### Exercise objective
Return all lines with the word "American" in them.

### Data for processing
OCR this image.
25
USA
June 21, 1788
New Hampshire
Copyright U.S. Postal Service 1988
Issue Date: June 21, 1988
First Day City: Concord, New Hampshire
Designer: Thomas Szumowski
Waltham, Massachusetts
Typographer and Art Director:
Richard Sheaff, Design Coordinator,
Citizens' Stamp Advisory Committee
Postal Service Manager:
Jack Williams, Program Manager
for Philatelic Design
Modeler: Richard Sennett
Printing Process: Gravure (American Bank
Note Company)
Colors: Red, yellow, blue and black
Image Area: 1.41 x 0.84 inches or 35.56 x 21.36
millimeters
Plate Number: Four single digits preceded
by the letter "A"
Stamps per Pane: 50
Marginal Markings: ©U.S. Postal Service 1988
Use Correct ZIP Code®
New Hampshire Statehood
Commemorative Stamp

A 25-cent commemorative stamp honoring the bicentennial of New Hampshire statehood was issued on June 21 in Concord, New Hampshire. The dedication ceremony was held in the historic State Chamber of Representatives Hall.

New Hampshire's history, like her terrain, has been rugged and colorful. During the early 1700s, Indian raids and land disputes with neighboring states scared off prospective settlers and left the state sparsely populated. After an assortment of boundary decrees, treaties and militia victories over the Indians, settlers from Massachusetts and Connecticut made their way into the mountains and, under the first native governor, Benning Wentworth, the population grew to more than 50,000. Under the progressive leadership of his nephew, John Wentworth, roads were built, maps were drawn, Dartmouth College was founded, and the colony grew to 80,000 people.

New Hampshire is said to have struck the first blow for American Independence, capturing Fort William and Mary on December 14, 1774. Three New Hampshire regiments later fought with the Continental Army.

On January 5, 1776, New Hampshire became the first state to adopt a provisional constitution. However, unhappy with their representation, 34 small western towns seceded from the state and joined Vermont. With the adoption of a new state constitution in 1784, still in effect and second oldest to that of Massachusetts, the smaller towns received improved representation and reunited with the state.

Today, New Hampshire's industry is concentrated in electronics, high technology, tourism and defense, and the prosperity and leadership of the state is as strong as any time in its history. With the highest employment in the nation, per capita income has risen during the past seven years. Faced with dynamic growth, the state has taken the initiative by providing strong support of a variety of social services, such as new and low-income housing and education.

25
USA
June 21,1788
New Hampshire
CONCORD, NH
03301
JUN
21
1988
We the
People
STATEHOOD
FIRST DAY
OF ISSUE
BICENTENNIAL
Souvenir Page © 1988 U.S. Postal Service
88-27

### Answer to the task
Printing Process: Gravure (American Bank
New Hampshire is said to have struck the first blow for American Independence, capturing Fort William and Mary on December 14, 1774. Three New Hampshire regiments later fought with the Continental Army.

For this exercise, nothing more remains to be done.